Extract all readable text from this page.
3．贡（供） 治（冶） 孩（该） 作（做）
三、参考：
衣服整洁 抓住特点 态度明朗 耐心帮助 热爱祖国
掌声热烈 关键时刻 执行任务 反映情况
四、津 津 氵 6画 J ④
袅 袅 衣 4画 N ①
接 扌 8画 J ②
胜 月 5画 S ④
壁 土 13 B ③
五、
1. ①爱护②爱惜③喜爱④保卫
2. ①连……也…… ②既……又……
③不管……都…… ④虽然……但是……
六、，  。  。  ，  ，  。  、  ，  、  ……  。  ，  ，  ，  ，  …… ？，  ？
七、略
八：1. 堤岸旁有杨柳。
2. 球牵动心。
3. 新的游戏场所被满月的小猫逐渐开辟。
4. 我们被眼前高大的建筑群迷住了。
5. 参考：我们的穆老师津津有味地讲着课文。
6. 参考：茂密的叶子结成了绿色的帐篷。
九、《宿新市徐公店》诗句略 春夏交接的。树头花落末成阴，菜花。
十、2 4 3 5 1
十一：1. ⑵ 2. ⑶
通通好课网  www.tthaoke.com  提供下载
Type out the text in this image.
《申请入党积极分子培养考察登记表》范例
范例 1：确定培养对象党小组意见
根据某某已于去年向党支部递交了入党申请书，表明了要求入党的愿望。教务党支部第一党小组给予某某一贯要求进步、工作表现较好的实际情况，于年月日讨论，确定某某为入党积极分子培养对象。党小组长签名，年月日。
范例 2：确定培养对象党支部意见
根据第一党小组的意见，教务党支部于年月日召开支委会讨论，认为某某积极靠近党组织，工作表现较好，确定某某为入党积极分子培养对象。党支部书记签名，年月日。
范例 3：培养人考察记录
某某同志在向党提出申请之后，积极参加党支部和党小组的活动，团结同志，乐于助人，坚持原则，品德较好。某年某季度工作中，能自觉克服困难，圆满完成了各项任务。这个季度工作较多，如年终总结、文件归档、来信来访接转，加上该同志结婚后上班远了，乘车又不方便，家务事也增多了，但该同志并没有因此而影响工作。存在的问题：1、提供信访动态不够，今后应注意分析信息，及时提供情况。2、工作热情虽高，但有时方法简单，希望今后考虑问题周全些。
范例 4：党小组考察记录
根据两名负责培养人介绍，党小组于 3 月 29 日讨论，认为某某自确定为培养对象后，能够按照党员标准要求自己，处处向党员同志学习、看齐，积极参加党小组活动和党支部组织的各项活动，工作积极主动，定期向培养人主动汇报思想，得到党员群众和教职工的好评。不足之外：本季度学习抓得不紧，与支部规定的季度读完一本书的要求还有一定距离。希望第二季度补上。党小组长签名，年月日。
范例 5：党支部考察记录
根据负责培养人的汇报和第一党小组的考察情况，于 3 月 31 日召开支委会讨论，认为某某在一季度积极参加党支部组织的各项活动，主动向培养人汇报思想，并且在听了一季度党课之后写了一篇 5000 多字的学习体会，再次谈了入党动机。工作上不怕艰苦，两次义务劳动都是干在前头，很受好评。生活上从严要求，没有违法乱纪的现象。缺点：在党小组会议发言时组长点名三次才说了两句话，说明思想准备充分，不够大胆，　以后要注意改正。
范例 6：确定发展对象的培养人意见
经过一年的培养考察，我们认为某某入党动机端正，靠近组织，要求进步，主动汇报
*-*-*
- What is asked
Output every line above without altering anything.

- Task solution
Extract all readable text from this page.
3．贡（供） 治（冶） 孩（该） 作（做）
三、参考：
衣服整洁 抓住特点 态度明朗 耐心帮助 热爱祖国
掌声热烈 关键时刻 执行任务 反映情况
四、津 津 氵 6画 J ④
袅 袅 衣 4画 N ①
接 扌 8画 J ②
胜 月 5画 S ④
壁 土 13 B ③
五、
1. ①爱护②爱惜③喜爱④保卫
2. ①连……也…… ②既……又……
③不管……都…… ④虽然……但是……
六、，  。  。  ，  ，  。  、  ，  、  ……  。  ，  ，  ，  ，  …… ？，  ？
七、略
八：1. 堤岸旁有杨柳。
2. 球牵动心。
3. 新的游戏场所被满月的小猫逐渐开辟。
4. 我们被眼前高大的建筑群迷住了。
5. 参考：我们的穆老师津津有味地讲着课文。
6. 参考：茂密的叶子结成了绿色的帐篷。
九、《宿新市徐公店》诗句略 春夏交接的。树头花落末成阴，菜花。
十、2 4 3 5 1
十一：1. ⑵ 2. ⑶
通通好课网  www.tthaoke.com  提供下载
Type out the text in this image.
《申请入党积极分子培养考察登记表》范例
范例 1：确定培养对象党小组意见
根据某某已于去年向党支部递交了入党申请书，表明了要求入党的愿望。教务党支部第一党小组给予某某一贯要求进步、工作表现较好的实际情况，于年月日讨论，确定某某为入党积极分子培养对象。党小组长签名，年月日。
范例 2：确定培养对象党支部意见
根据第一党小组的意见，教务党支部于年月日召开支委会讨论，认为某某积极靠近党组织，工作表现较好，确定某某为入党积极分子培养对象。党支部书记签名，年月日。
范例 3：培养人考察记录
某某同志在向党提出申请之后，积极参加党支部和党小组的活动，团结同志，乐于助人，坚持原则，品德较好。某年某季度工作中，能自觉克服困难，圆满完成了各项任务。这个季度工作较多，如年终总结、文件归档、来信来访接转，加上该同志结婚后上班远了，乘车又不方便，家务事也增多了，但该同志并没有因此而影响工作。存在的问题：1、提供信访动态不够，今后应注意分析信息，及时提供情况。2、工作热情虽高，但有时方法简单，希望今后考虑问题周全些。
范例 4：党小组考察记录
根据两名负责培养人介绍，党小组于 3 月 29 日讨论，认为某某自确定为培养对象后，能够按照党员标准要求自己，处处向党员同志学习、看齐，积极参加党小组活动和党支部组织的各项活动，工作积极主动，定期向培养人主动汇报思想，得到党员群众和教职工的好评。不足之外：本季度学习抓得不紧，与支部规定的季度读完一本书的要求还有一定距离。希望第二季度补上。党小组长签名，年月日。
范例 5：党支部考察记录
根据负责培养人的汇报和第一党小组的考察情况，于 3 月 31 日召开支委会讨论，认为某某在一季度积极参加党支部组织的各项活动，主动向培养人汇报思想，并且在听了一季度党课之后写了一篇 5000 多字的学习体会，再次谈了入党动机。工作上不怕艰苦，两次义务劳动都是干在前头，很受好评。生活上从严要求，没有违法乱纪的现象。缺点：在党小组会议发言时组长点名三次才说了两句话，说明思想准备充分，不够大胆，　以后要注意改正。
范例 6：确定发展对象的培养人意见
经过一年的培养考察，我们认为某某入党动机端正，靠近组织，要求进步，主动汇报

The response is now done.